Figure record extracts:
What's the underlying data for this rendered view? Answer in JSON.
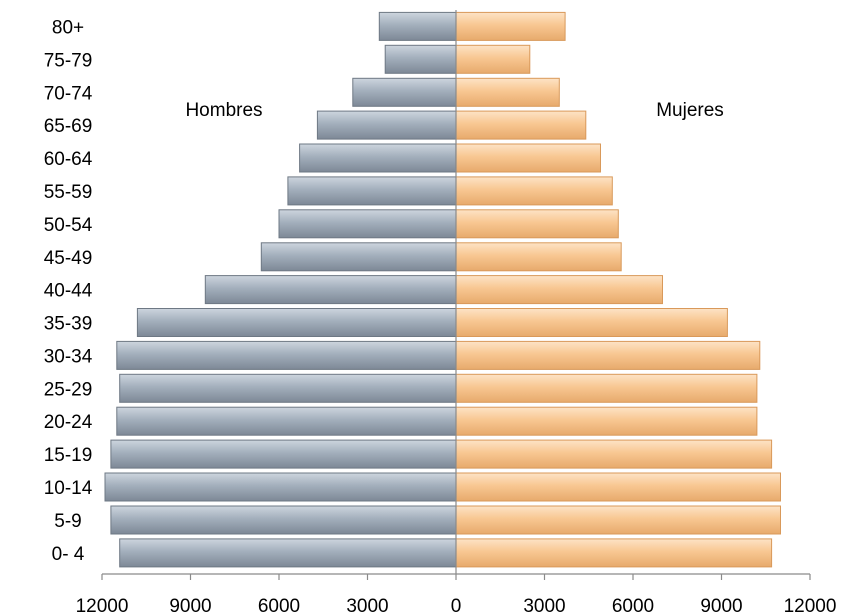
{
  "chart_data": {
    "type": "bar",
    "orientation": "horizontal",
    "layout": "population-pyramid",
    "categories": [
      "80+",
      "75-79",
      "70-74",
      "65-69",
      "60-64",
      "55-59",
      "50-54",
      "45-49",
      "40-44",
      "35-39",
      "30-34",
      "25-29",
      "20-24",
      "15-19",
      "10-14",
      "5-9",
      "0- 4"
    ],
    "series": [
      {
        "name": "Hombres",
        "side": "left",
        "color": "#9aa6b3",
        "values": [
          2600,
          2400,
          3500,
          4700,
          5300,
          5700,
          6000,
          6600,
          8500,
          10800,
          11500,
          11400,
          11500,
          11700,
          11900,
          11700,
          11400
        ]
      },
      {
        "name": "Mujeres",
        "side": "right",
        "color": "#f8c792",
        "values": [
          3700,
          2500,
          3500,
          4400,
          4900,
          5300,
          5500,
          5600,
          7000,
          9200,
          10300,
          10200,
          10200,
          10700,
          11000,
          11000,
          10700
        ]
      }
    ],
    "xlim": [
      -12000,
      12000
    ],
    "xticks": [
      -12000,
      -9000,
      -6000,
      -3000,
      0,
      3000,
      6000,
      9000,
      12000
    ],
    "xtick_labels": [
      "12000",
      "9000",
      "6000",
      "3000",
      "0",
      "3000",
      "6000",
      "9000",
      "12000"
    ],
    "title": "",
    "xlabel": "",
    "ylabel": "",
    "grid": false,
    "legend": "none"
  }
}
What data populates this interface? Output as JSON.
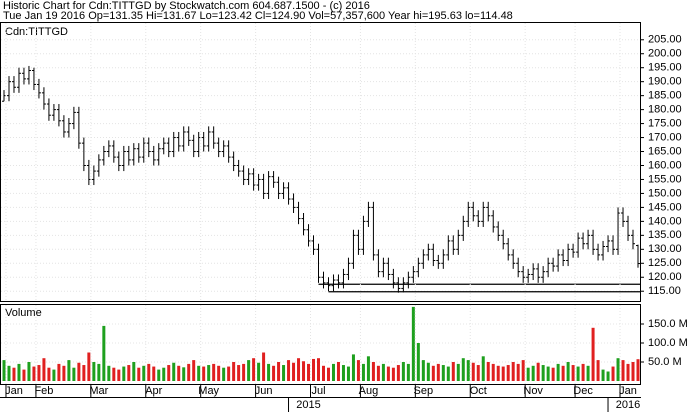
{
  "chart_data": [
    {
      "type": "ohlc",
      "title": "Historic Chart for Cdn:TITTGD by Stockwatch.com 604.687.1500 - (c) 2016",
      "subtitle": "Tue Jan 19 2016  Op=131.35  Hi=131.67  Lo=123.42  Cl=124.90  Vol=57,357,600  Year hi=195.63  lo=114.48",
      "label": "Cdn:TITTGD",
      "color": "#000000",
      "grid": true,
      "xlim": [
        -0.6,
        127.4
      ],
      "ylim": [
        111.5,
        211
      ],
      "yticks": [
        {
          "value": 115,
          "label": "115.00"
        },
        {
          "value": 120,
          "label": "120.00"
        },
        {
          "value": 125,
          "label": "125.00"
        },
        {
          "value": 130,
          "label": "130.00"
        },
        {
          "value": 135,
          "label": "135.00"
        },
        {
          "value": 140,
          "label": "140.00"
        },
        {
          "value": 145,
          "label": "145.00"
        },
        {
          "value": 150,
          "label": "150.00"
        },
        {
          "value": 155,
          "label": "155.00"
        },
        {
          "value": 160,
          "label": "160.00"
        },
        {
          "value": 165,
          "label": "165.00"
        },
        {
          "value": 170,
          "label": "170.00"
        },
        {
          "value": 175,
          "label": "175.00"
        },
        {
          "value": 180,
          "label": "180.00"
        },
        {
          "value": 185,
          "label": "185.00"
        },
        {
          "value": 190,
          "label": "190.00"
        },
        {
          "value": 195,
          "label": "195.00"
        },
        {
          "value": 200,
          "label": "200.00"
        },
        {
          "value": 205,
          "label": "205.00"
        }
      ],
      "hlines": [
        {
          "from": 63,
          "value": 117.5
        },
        {
          "from": 65,
          "value": 114.8
        }
      ],
      "open": [
        183,
        185,
        190,
        188,
        193,
        191,
        194,
        189,
        186,
        182,
        178,
        180,
        176,
        172,
        175,
        179,
        168,
        160,
        155,
        158,
        162,
        165,
        167,
        163,
        160,
        165,
        162,
        166,
        163,
        168,
        165,
        162,
        166,
        168,
        165,
        170,
        167,
        172,
        169,
        165,
        170,
        167,
        172,
        168,
        165,
        167,
        163,
        160,
        158,
        155,
        157,
        153,
        155,
        150,
        156,
        154,
        150,
        152,
        148,
        145,
        141,
        137,
        133,
        130,
        120,
        118,
        117,
        119,
        118,
        121,
        125,
        135,
        130,
        140,
        145,
        128,
        122,
        125,
        121,
        118,
        116,
        118,
        120,
        122,
        125,
        128,
        130,
        126,
        125,
        128,
        133,
        130,
        135,
        140,
        145,
        142,
        140,
        145,
        142,
        138,
        135,
        132,
        128,
        125,
        122,
        120,
        121,
        123,
        120,
        122,
        125,
        124,
        128,
        126,
        130,
        129,
        134,
        132,
        135,
        130,
        128,
        131,
        133,
        130,
        143,
        140,
        135,
        131.35
      ],
      "high": [
        187,
        192,
        192,
        195,
        195,
        195.63,
        195,
        191,
        188,
        184,
        182,
        182,
        178,
        177,
        181,
        181,
        170,
        162,
        160,
        164,
        167,
        169,
        169,
        165,
        167,
        167,
        168,
        168,
        170,
        170,
        167,
        168,
        170,
        170,
        172,
        172,
        174,
        174,
        171,
        172,
        172,
        174,
        174,
        170,
        169,
        169,
        165,
        162,
        160,
        159,
        159,
        157,
        157,
        158,
        158,
        156,
        154,
        154,
        150,
        147,
        143,
        139,
        135,
        132,
        122,
        120,
        121,
        121,
        123,
        127,
        137,
        137,
        142,
        147,
        147,
        130,
        127,
        127,
        123,
        120,
        120,
        122,
        124,
        127,
        130,
        132,
        132,
        128,
        130,
        135,
        135,
        137,
        142,
        147,
        147,
        144,
        147,
        147,
        144,
        140,
        137,
        134,
        130,
        127,
        124,
        123,
        125,
        125,
        124,
        127,
        127,
        130,
        130,
        132,
        132,
        136,
        136,
        137,
        137,
        132,
        133,
        135,
        135,
        145,
        145,
        142,
        137,
        131.67
      ],
      "low": [
        183,
        183,
        186,
        186,
        189,
        189,
        187,
        184,
        180,
        176,
        176,
        174,
        170,
        170,
        173,
        166,
        158,
        153,
        153,
        156,
        160,
        163,
        161,
        158,
        158,
        160,
        160,
        161,
        161,
        163,
        160,
        160,
        164,
        163,
        163,
        165,
        165,
        167,
        163,
        163,
        165,
        165,
        166,
        163,
        163,
        161,
        158,
        156,
        153,
        153,
        151,
        151,
        148,
        148,
        152,
        148,
        148,
        146,
        143,
        139,
        135,
        131,
        128,
        118,
        116,
        115,
        115,
        116,
        116,
        119,
        123,
        128,
        128,
        138,
        126,
        120,
        120,
        119,
        116,
        114.48,
        114.6,
        116,
        118,
        120,
        123,
        126,
        124,
        123,
        123,
        126,
        128,
        128,
        133,
        138,
        140,
        138,
        138,
        140,
        136,
        133,
        130,
        126,
        123,
        120,
        118,
        118,
        119,
        118,
        118,
        120,
        122,
        122,
        124,
        124,
        127,
        127,
        130,
        130,
        128,
        126,
        126,
        129,
        128,
        128,
        138,
        133,
        130,
        123.42
      ],
      "close": [
        185,
        190,
        188,
        193,
        191,
        194,
        189,
        186,
        182,
        178,
        180,
        176,
        172,
        175,
        179,
        168,
        160,
        155,
        158,
        162,
        165,
        167,
        163,
        160,
        165,
        162,
        166,
        163,
        168,
        165,
        162,
        166,
        168,
        165,
        170,
        167,
        172,
        169,
        165,
        170,
        167,
        172,
        168,
        165,
        167,
        163,
        160,
        158,
        155,
        157,
        153,
        155,
        150,
        156,
        154,
        150,
        152,
        148,
        145,
        141,
        137,
        133,
        130,
        120,
        118,
        117,
        119,
        118,
        121,
        125,
        135,
        130,
        140,
        145,
        128,
        122,
        125,
        121,
        118,
        116,
        118,
        120,
        122,
        125,
        128,
        130,
        126,
        125,
        128,
        133,
        130,
        135,
        140,
        145,
        142,
        140,
        145,
        142,
        138,
        135,
        132,
        128,
        125,
        122,
        120,
        121,
        123,
        120,
        122,
        125,
        124,
        128,
        126,
        130,
        129,
        134,
        132,
        135,
        130,
        128,
        131,
        133,
        130,
        143,
        140,
        135,
        132,
        124.9
      ]
    },
    {
      "type": "bar",
      "title": "Volume",
      "up_color": "#1ea01e",
      "down_color": "#e02020",
      "grid": true,
      "xlim": [
        -0.6,
        127.4
      ],
      "ylim": [
        0,
        200
      ],
      "yticks": [
        {
          "value": 50,
          "label": "50.0 M"
        },
        {
          "value": 100,
          "label": "100.0 M"
        },
        {
          "value": 150,
          "label": "150.0 M"
        }
      ],
      "xticks": [
        {
          "value": 2,
          "label": "Jan"
        },
        {
          "value": 8,
          "label": "Feb"
        },
        {
          "value": 19,
          "label": "Mar"
        },
        {
          "value": 30,
          "label": "Apr"
        },
        {
          "value": 41,
          "label": "May"
        },
        {
          "value": 52,
          "label": "Jun"
        },
        {
          "value": 63,
          "label": "Jul"
        },
        {
          "value": 73,
          "label": "Aug"
        },
        {
          "value": 84,
          "label": "Sep"
        },
        {
          "value": 95,
          "label": "Oct"
        },
        {
          "value": 106,
          "label": "Nov"
        },
        {
          "value": 116,
          "label": "Dec"
        },
        {
          "value": 125,
          "label": "Jan"
        }
      ],
      "year_ticks": [
        {
          "value": 61,
          "label": "2015"
        },
        {
          "value": 125,
          "label": "2016"
        }
      ],
      "values": [
        55,
        40,
        35,
        45,
        30,
        50,
        38,
        42,
        60,
        35,
        30,
        45,
        40,
        55,
        35,
        48,
        42,
        75,
        50,
        45,
        145,
        40,
        35,
        30,
        38,
        42,
        50,
        35,
        40,
        45,
        38,
        30,
        35,
        42,
        48,
        40,
        36,
        45,
        55,
        40,
        38,
        42,
        45,
        40,
        35,
        38,
        50,
        42,
        45,
        55,
        60,
        48,
        75,
        45,
        40,
        50,
        42,
        55,
        48,
        60,
        52,
        45,
        58,
        60,
        40,
        35,
        45,
        50,
        42,
        38,
        70,
        55,
        45,
        65,
        50,
        40,
        45,
        38,
        35,
        42,
        50,
        45,
        195,
        100,
        55,
        48,
        40,
        45,
        42,
        38,
        50,
        45,
        60,
        55,
        48,
        42,
        65,
        50,
        45,
        40,
        38,
        42,
        50,
        45,
        55,
        35,
        40,
        48,
        42,
        38,
        35,
        45,
        40,
        50,
        42,
        38,
        45,
        40,
        140,
        55,
        30,
        25,
        38,
        60,
        55,
        45,
        50,
        57.36
      ]
    }
  ]
}
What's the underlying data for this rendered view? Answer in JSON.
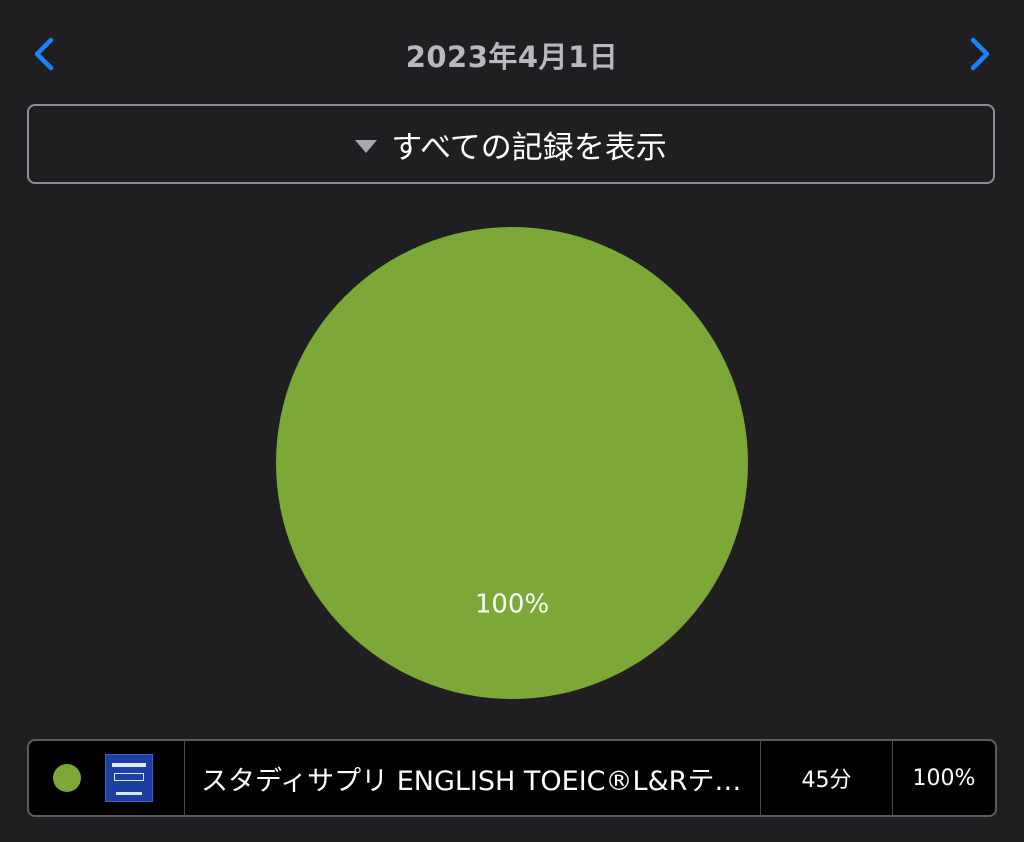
{
  "header": {
    "date": "2023年4月1日",
    "prev_icon": "chevron-left-icon",
    "next_icon": "chevron-right-icon",
    "accent_color": "#1a84ff"
  },
  "filter": {
    "label": "すべての記録を表示",
    "icon": "caret-down-icon"
  },
  "chart_data": {
    "type": "pie",
    "slices": [
      {
        "label": "スタディサプリ ENGLISH TOEIC®L&Rテ…",
        "value": 100,
        "data_label": "100%",
        "color": "#7ba837"
      }
    ]
  },
  "legend": {
    "items": [
      {
        "color": "#7ba837",
        "app_icon": "app-icon-studysapuri",
        "name": "スタディサプリ ENGLISH TOEIC®L&Rテ…",
        "time": "45分",
        "percent": "100%"
      }
    ]
  }
}
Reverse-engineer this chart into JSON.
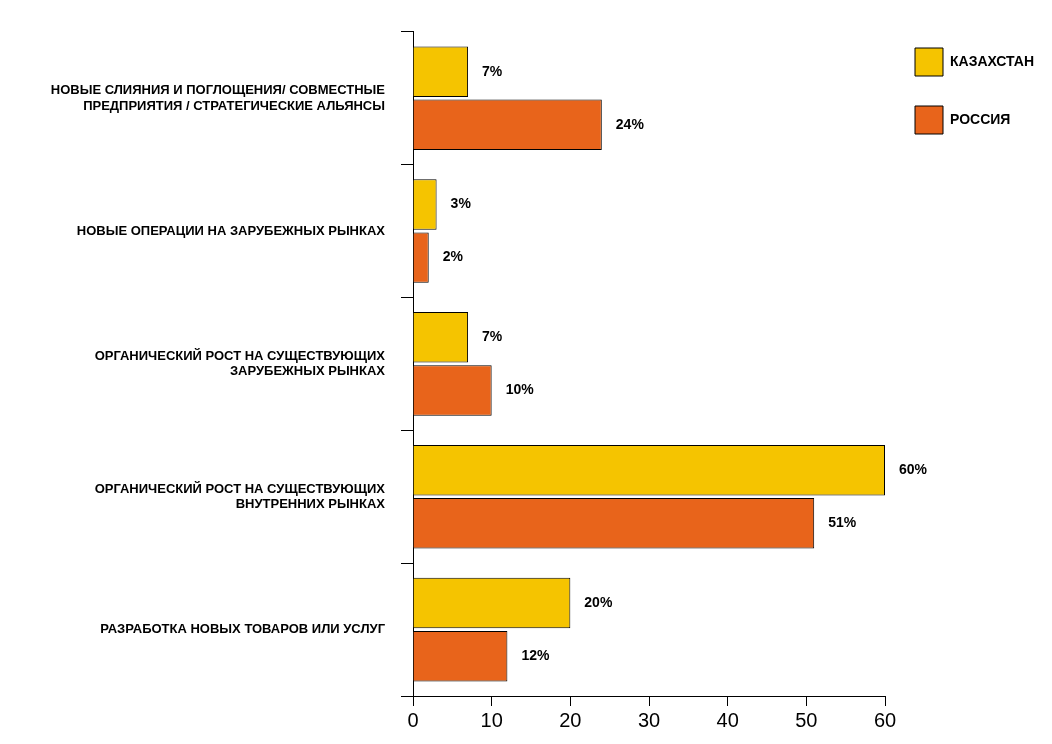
{
  "chart_data": {
    "type": "bar",
    "orientation": "horizontal",
    "categories": [
      "НОВЫЕ СЛИЯНИЯ И ПОГЛОЩЕНИЯ/ СОВМЕСТНЫЕ ПРЕДПРИЯТИЯ / СТРАТЕГИЧЕСКИЕ АЛЬЯНСЫ",
      "НОВЫЕ ОПЕРАЦИИ НА ЗАРУБЕЖНЫХ РЫНКАХ",
      "ОРГАНИЧЕСКИЙ РОСТ НА СУЩЕСТВУЮЩИХ ЗАРУБЕЖНЫХ РЫНКАХ",
      "ОРГАНИЧЕСКИЙ РОСТ НА СУЩЕСТВУЮЩИХ ВНУТРЕННИХ РЫНКАХ",
      "РАЗРАБОТКА НОВЫХ ТОВАРОВ ИЛИ УСЛУГ"
    ],
    "series": [
      {
        "name": "КАЗАХСТАН",
        "color": "#f5c400",
        "values": [
          7,
          3,
          7,
          60,
          20
        ],
        "value_labels": [
          "7%",
          "3%",
          "7%",
          "60%",
          "20%"
        ]
      },
      {
        "name": "РОССИЯ",
        "color": "#e8641b",
        "values": [
          24,
          2,
          10,
          51,
          12
        ],
        "value_labels": [
          "24%",
          "2%",
          "10%",
          "51%",
          "12%"
        ]
      }
    ],
    "xlim": [
      0,
      60
    ],
    "xticks": [
      0,
      10,
      20,
      30,
      40,
      50,
      60
    ],
    "grid": false,
    "legend": "top right"
  }
}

### What is expected
Count the lines in which the string "legend" appears, then report only that figure.

### Final answer
3